Records:
━━━━

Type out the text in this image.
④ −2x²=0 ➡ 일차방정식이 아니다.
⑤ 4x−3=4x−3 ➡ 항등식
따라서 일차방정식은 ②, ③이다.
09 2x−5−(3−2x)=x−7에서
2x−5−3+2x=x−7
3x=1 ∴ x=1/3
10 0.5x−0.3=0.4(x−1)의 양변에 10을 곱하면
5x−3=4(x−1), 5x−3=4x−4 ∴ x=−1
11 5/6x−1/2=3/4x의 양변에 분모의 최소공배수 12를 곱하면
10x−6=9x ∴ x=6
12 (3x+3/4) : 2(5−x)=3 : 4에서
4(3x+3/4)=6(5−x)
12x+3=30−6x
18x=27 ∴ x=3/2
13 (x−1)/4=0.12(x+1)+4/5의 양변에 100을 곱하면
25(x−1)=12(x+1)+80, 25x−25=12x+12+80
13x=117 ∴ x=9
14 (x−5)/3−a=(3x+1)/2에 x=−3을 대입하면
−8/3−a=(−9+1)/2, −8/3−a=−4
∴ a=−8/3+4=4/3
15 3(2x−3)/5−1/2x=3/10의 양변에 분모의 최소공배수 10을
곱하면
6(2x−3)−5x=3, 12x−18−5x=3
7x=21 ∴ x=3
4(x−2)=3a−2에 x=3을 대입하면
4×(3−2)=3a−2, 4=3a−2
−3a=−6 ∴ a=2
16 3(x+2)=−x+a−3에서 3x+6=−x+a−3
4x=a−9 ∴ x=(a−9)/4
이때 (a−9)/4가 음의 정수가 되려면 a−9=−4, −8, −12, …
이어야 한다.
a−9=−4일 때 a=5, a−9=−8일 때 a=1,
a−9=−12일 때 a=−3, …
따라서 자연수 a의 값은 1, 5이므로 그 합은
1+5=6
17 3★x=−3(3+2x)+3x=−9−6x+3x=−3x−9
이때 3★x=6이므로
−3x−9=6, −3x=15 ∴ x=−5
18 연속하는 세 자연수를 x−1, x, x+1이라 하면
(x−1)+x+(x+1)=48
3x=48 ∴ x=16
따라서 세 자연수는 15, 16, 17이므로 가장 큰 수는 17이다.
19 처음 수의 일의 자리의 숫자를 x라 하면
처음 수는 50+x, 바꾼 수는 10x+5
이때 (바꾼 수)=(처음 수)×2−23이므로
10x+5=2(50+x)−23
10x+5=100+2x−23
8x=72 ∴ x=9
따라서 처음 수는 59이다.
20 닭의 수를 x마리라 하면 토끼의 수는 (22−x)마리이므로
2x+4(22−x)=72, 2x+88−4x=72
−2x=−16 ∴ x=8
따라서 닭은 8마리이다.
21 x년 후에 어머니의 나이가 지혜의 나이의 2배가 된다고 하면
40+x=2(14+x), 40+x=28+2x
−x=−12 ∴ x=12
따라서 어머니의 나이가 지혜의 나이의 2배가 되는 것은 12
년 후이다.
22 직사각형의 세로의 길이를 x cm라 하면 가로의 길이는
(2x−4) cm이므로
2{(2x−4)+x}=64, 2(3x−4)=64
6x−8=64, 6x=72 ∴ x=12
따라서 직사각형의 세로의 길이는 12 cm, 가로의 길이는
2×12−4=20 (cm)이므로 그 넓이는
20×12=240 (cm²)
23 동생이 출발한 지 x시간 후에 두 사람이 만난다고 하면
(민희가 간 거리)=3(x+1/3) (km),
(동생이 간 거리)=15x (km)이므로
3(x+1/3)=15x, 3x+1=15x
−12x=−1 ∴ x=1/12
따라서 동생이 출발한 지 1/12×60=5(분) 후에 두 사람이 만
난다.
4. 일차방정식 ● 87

━━━━

**What the task requires:** From the listing above, return each line with the word "대입하면".

**Exercise answer:**
14 (x−5)/3−a=(3x+1)/2에 x=−3을 대입하면
4(x−2)=3a−2에 x=3을 대입하면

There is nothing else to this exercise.